### RECORDS SUPPLIED
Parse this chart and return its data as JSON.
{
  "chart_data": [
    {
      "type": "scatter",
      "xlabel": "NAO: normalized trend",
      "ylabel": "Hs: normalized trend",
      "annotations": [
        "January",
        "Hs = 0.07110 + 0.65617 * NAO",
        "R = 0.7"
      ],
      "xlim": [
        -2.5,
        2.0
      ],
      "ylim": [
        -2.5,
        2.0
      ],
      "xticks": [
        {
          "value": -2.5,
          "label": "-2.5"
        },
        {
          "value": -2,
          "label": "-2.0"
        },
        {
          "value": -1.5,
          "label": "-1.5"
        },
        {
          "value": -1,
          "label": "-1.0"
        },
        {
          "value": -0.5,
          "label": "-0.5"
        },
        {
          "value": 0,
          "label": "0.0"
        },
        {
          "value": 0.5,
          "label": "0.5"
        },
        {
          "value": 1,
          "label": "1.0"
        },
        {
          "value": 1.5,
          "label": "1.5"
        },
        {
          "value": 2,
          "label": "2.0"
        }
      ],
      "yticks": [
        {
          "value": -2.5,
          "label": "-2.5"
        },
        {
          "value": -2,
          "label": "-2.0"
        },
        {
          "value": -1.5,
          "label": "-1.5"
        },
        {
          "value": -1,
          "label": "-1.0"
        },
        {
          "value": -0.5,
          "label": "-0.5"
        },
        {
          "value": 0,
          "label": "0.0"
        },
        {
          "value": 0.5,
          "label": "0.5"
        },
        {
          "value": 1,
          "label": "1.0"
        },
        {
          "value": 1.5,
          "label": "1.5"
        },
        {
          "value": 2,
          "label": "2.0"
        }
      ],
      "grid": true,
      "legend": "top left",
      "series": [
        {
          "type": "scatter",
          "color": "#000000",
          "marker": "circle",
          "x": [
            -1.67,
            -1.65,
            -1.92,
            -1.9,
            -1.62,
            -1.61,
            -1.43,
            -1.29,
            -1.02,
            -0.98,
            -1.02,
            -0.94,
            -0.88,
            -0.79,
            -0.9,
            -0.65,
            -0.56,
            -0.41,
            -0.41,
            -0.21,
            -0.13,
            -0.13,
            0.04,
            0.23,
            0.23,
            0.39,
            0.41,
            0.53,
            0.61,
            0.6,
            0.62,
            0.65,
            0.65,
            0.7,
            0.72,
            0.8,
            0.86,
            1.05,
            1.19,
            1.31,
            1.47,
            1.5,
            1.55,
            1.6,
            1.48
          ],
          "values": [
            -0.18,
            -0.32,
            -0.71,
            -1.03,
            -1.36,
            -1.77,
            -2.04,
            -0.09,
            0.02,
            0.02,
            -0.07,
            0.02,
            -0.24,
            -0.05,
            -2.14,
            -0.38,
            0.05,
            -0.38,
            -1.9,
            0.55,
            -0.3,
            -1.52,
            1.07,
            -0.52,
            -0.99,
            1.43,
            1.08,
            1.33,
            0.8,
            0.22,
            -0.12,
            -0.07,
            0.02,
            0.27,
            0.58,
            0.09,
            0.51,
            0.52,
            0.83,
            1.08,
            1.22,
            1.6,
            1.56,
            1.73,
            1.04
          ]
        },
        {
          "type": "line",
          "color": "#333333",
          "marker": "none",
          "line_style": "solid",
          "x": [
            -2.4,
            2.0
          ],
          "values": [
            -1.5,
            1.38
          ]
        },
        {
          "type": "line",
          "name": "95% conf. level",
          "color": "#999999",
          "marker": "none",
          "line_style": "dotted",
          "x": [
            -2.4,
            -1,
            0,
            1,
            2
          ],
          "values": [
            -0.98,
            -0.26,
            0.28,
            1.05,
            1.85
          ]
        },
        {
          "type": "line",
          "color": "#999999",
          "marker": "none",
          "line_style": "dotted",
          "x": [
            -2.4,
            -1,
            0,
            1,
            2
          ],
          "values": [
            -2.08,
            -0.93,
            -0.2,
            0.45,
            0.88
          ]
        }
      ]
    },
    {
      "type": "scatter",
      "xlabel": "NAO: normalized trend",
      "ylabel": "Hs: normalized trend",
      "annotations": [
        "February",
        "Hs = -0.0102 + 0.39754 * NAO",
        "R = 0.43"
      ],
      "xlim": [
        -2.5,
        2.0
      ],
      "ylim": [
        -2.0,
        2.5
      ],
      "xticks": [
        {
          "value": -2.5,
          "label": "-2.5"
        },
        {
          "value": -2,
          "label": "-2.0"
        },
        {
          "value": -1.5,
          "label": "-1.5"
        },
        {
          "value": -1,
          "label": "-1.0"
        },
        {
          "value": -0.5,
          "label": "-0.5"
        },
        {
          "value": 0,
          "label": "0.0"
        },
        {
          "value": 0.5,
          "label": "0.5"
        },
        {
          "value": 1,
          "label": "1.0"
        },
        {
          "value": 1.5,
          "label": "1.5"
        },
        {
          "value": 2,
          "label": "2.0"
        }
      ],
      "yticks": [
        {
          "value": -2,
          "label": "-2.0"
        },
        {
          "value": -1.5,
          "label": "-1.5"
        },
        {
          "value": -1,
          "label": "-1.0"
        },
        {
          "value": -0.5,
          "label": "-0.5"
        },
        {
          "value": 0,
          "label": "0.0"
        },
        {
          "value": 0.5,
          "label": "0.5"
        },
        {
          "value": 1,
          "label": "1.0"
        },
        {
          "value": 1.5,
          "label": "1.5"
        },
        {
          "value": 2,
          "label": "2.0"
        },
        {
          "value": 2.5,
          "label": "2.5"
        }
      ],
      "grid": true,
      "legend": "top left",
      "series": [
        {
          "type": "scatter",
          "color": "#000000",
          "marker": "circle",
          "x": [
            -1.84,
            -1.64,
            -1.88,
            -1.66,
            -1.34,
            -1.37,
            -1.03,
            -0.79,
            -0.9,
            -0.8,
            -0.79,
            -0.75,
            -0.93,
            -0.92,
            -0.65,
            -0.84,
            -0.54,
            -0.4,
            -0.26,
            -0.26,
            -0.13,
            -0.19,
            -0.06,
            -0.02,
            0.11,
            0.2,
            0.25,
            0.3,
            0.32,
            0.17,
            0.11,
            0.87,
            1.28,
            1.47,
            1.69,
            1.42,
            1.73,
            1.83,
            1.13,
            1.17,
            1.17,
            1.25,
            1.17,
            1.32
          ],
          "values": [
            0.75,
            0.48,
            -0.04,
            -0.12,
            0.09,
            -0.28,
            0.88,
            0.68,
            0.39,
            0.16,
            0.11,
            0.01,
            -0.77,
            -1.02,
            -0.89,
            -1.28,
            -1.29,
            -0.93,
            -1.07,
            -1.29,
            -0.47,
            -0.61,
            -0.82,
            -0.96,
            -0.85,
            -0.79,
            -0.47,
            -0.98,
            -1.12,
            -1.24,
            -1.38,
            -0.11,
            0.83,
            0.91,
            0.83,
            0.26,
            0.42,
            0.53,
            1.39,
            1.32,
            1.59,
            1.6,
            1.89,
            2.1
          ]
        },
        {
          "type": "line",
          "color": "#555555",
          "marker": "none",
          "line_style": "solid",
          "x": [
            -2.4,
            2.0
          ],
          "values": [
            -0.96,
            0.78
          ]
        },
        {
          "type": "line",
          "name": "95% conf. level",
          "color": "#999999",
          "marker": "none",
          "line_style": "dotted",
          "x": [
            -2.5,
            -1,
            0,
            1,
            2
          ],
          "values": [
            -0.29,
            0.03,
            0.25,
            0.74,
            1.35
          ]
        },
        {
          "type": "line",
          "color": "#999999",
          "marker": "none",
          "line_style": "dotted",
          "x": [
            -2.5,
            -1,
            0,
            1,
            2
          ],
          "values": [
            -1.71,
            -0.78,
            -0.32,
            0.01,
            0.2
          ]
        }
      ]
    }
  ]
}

### DO THIS
Repeat the data exactly. Leave nothing out.

### RESPONSE BELOW
Parse this chart and return its data as JSON.
{
  "chart_data": [
    {
      "type": "scatter",
      "xlabel": "NAO: normalized trend",
      "ylabel": "Hs: normalized trend",
      "annotations": [
        "January",
        "Hs = 0.07110 + 0.65617 * NAO",
        "R = 0.7"
      ],
      "xlim": [
        -2.5,
        2.0
      ],
      "ylim": [
        -2.5,
        2.0
      ],
      "xticks": [
        {
          "value": -2.5,
          "label": "-2.5"
        },
        {
          "value": -2,
          "label": "-2.0"
        },
        {
          "value": -1.5,
          "label": "-1.5"
        },
        {
          "value": -1,
          "label": "-1.0"
        },
        {
          "value": -0.5,
          "label": "-0.5"
        },
        {
          "value": 0,
          "label": "0.0"
        },
        {
          "value": 0.5,
          "label": "0.5"
        },
        {
          "value": 1,
          "label": "1.0"
        },
        {
          "value": 1.5,
          "label": "1.5"
        },
        {
          "value": 2,
          "label": "2.0"
        }
      ],
      "yticks": [
        {
          "value": -2.5,
          "label": "-2.5"
        },
        {
          "value": -2,
          "label": "-2.0"
        },
        {
          "value": -1.5,
          "label": "-1.5"
        },
        {
          "value": -1,
          "label": "-1.0"
        },
        {
          "value": -0.5,
          "label": "-0.5"
        },
        {
          "value": 0,
          "label": "0.0"
        },
        {
          "value": 0.5,
          "label": "0.5"
        },
        {
          "value": 1,
          "label": "1.0"
        },
        {
          "value": 1.5,
          "label": "1.5"
        },
        {
          "value": 2,
          "label": "2.0"
        }
      ],
      "grid": true,
      "legend": "top left",
      "series": [
        {
          "type": "scatter",
          "color": "#000000",
          "marker": "circle",
          "x": [
            -1.67,
            -1.65,
            -1.92,
            -1.9,
            -1.62,
            -1.61,
            -1.43,
            -1.29,
            -1.02,
            -0.98,
            -1.02,
            -0.94,
            -0.88,
            -0.79,
            -0.9,
            -0.65,
            -0.56,
            -0.41,
            -0.41,
            -0.21,
            -0.13,
            -0.13,
            0.04,
            0.23,
            0.23,
            0.39,
            0.41,
            0.53,
            0.61,
            0.6,
            0.62,
            0.65,
            0.65,
            0.7,
            0.72,
            0.8,
            0.86,
            1.05,
            1.19,
            1.31,
            1.47,
            1.5,
            1.55,
            1.6,
            1.48
          ],
          "values": [
            -0.18,
            -0.32,
            -0.71,
            -1.03,
            -1.36,
            -1.77,
            -2.04,
            -0.09,
            0.02,
            0.02,
            -0.07,
            0.02,
            -0.24,
            -0.05,
            -2.14,
            -0.38,
            0.05,
            -0.38,
            -1.9,
            0.55,
            -0.3,
            -1.52,
            1.07,
            -0.52,
            -0.99,
            1.43,
            1.08,
            1.33,
            0.8,
            0.22,
            -0.12,
            -0.07,
            0.02,
            0.27,
            0.58,
            0.09,
            0.51,
            0.52,
            0.83,
            1.08,
            1.22,
            1.6,
            1.56,
            1.73,
            1.04
          ]
        },
        {
          "type": "line",
          "color": "#333333",
          "marker": "none",
          "line_style": "solid",
          "x": [
            -2.4,
            2.0
          ],
          "values": [
            -1.5,
            1.38
          ]
        },
        {
          "type": "line",
          "name": "95% conf. level",
          "color": "#999999",
          "marker": "none",
          "line_style": "dotted",
          "x": [
            -2.4,
            -1,
            0,
            1,
            2
          ],
          "values": [
            -0.98,
            -0.26,
            0.28,
            1.05,
            1.85
          ]
        },
        {
          "type": "line",
          "color": "#999999",
          "marker": "none",
          "line_style": "dotted",
          "x": [
            -2.4,
            -1,
            0,
            1,
            2
          ],
          "values": [
            -2.08,
            -0.93,
            -0.2,
            0.45,
            0.88
          ]
        }
      ]
    },
    {
      "type": "scatter",
      "xlabel": "NAO: normalized trend",
      "ylabel": "Hs: normalized trend",
      "annotations": [
        "February",
        "Hs = -0.0102 + 0.39754 * NAO",
        "R = 0.43"
      ],
      "xlim": [
        -2.5,
        2.0
      ],
      "ylim": [
        -2.0,
        2.5
      ],
      "xticks": [
        {
          "value": -2.5,
          "label": "-2.5"
        },
        {
          "value": -2,
          "label": "-2.0"
        },
        {
          "value": -1.5,
          "label": "-1.5"
        },
        {
          "value": -1,
          "label": "-1.0"
        },
        {
          "value": -0.5,
          "label": "-0.5"
        },
        {
          "value": 0,
          "label": "0.0"
        },
        {
          "value": 0.5,
          "label": "0.5"
        },
        {
          "value": 1,
          "label": "1.0"
        },
        {
          "value": 1.5,
          "label": "1.5"
        },
        {
          "value": 2,
          "label": "2.0"
        }
      ],
      "yticks": [
        {
          "value": -2,
          "label": "-2.0"
        },
        {
          "value": -1.5,
          "label": "-1.5"
        },
        {
          "value": -1,
          "label": "-1.0"
        },
        {
          "value": -0.5,
          "label": "-0.5"
        },
        {
          "value": 0,
          "label": "0.0"
        },
        {
          "value": 0.5,
          "label": "0.5"
        },
        {
          "value": 1,
          "label": "1.0"
        },
        {
          "value": 1.5,
          "label": "1.5"
        },
        {
          "value": 2,
          "label": "2.0"
        },
        {
          "value": 2.5,
          "label": "2.5"
        }
      ],
      "grid": true,
      "legend": "top left",
      "series": [
        {
          "type": "scatter",
          "color": "#000000",
          "marker": "circle",
          "x": [
            -1.84,
            -1.64,
            -1.88,
            -1.66,
            -1.34,
            -1.37,
            -1.03,
            -0.79,
            -0.9,
            -0.8,
            -0.79,
            -0.75,
            -0.93,
            -0.92,
            -0.65,
            -0.84,
            -0.54,
            -0.4,
            -0.26,
            -0.26,
            -0.13,
            -0.19,
            -0.06,
            -0.02,
            0.11,
            0.2,
            0.25,
            0.3,
            0.32,
            0.17,
            0.11,
            0.87,
            1.28,
            1.47,
            1.69,
            1.42,
            1.73,
            1.83,
            1.13,
            1.17,
            1.17,
            1.25,
            1.17,
            1.32
          ],
          "values": [
            0.75,
            0.48,
            -0.04,
            -0.12,
            0.09,
            -0.28,
            0.88,
            0.68,
            0.39,
            0.16,
            0.11,
            0.01,
            -0.77,
            -1.02,
            -0.89,
            -1.28,
            -1.29,
            -0.93,
            -1.07,
            -1.29,
            -0.47,
            -0.61,
            -0.82,
            -0.96,
            -0.85,
            -0.79,
            -0.47,
            -0.98,
            -1.12,
            -1.24,
            -1.38,
            -0.11,
            0.83,
            0.91,
            0.83,
            0.26,
            0.42,
            0.53,
            1.39,
            1.32,
            1.59,
            1.6,
            1.89,
            2.1
          ]
        },
        {
          "type": "line",
          "color": "#555555",
          "marker": "none",
          "line_style": "solid",
          "x": [
            -2.4,
            2.0
          ],
          "values": [
            -0.96,
            0.78
          ]
        },
        {
          "type": "line",
          "name": "95% conf. level",
          "color": "#999999",
          "marker": "none",
          "line_style": "dotted",
          "x": [
            -2.5,
            -1,
            0,
            1,
            2
          ],
          "values": [
            -0.29,
            0.03,
            0.25,
            0.74,
            1.35
          ]
        },
        {
          "type": "line",
          "color": "#999999",
          "marker": "none",
          "line_style": "dotted",
          "x": [
            -2.5,
            -1,
            0,
            1,
            2
          ],
          "values": [
            -1.71,
            -0.78,
            -0.32,
            0.01,
            0.2
          ]
        }
      ]
    }
  ]
}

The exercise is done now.